STATED TASK: Check each line of the data below for the word "Companies", then extract the ones that have it.

TASK INPUT:

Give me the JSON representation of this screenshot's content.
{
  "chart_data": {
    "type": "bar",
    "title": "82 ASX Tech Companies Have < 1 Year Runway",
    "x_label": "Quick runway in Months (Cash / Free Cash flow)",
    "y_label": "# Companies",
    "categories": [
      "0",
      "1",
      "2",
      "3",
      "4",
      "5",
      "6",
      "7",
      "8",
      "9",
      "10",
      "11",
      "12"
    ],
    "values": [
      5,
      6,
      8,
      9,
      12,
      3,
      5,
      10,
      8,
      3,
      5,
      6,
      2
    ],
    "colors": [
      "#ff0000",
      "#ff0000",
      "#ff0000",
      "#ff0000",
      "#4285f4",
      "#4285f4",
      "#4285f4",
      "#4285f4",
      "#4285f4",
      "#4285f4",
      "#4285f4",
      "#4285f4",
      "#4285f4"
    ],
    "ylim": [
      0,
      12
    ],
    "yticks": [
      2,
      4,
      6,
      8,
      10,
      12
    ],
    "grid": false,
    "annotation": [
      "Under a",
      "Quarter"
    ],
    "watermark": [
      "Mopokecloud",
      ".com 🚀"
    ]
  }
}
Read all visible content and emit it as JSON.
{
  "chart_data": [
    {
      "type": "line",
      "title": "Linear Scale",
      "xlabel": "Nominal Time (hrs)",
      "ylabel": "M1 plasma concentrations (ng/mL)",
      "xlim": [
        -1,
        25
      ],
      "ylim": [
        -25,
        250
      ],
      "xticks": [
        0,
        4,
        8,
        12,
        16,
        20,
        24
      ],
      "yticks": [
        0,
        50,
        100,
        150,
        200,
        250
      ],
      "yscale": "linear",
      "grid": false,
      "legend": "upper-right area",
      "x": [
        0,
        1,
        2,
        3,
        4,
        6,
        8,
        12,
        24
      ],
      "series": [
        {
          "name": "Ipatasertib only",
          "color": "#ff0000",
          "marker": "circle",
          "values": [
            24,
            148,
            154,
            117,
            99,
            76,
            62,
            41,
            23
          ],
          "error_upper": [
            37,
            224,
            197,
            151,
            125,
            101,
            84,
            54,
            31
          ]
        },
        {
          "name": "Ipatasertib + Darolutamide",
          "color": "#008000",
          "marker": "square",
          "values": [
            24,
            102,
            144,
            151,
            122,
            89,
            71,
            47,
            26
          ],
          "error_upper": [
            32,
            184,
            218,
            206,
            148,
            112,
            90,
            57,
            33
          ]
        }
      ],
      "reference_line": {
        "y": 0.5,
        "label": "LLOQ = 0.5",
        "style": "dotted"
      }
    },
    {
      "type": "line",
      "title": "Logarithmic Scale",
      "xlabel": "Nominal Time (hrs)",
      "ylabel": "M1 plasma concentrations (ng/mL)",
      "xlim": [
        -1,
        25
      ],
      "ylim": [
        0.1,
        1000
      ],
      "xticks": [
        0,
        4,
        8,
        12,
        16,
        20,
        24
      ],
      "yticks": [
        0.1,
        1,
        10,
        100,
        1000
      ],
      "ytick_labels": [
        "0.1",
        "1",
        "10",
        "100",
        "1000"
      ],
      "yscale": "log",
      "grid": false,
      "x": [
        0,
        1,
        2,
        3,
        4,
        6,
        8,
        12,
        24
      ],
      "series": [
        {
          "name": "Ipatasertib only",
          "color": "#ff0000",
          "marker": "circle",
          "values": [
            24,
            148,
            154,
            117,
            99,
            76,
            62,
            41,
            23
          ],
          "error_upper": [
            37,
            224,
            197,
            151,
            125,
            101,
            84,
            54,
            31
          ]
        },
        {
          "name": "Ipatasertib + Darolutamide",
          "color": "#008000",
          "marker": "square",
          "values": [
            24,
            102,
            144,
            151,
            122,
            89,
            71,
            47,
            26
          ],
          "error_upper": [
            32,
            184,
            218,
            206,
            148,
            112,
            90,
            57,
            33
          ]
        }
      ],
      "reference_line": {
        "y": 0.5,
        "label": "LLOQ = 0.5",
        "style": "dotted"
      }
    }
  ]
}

CORRECT RESPONSE:
    "title": "82 ASX Tech Companies Have < 1 Year Runway",
    "y_label": "# Companies",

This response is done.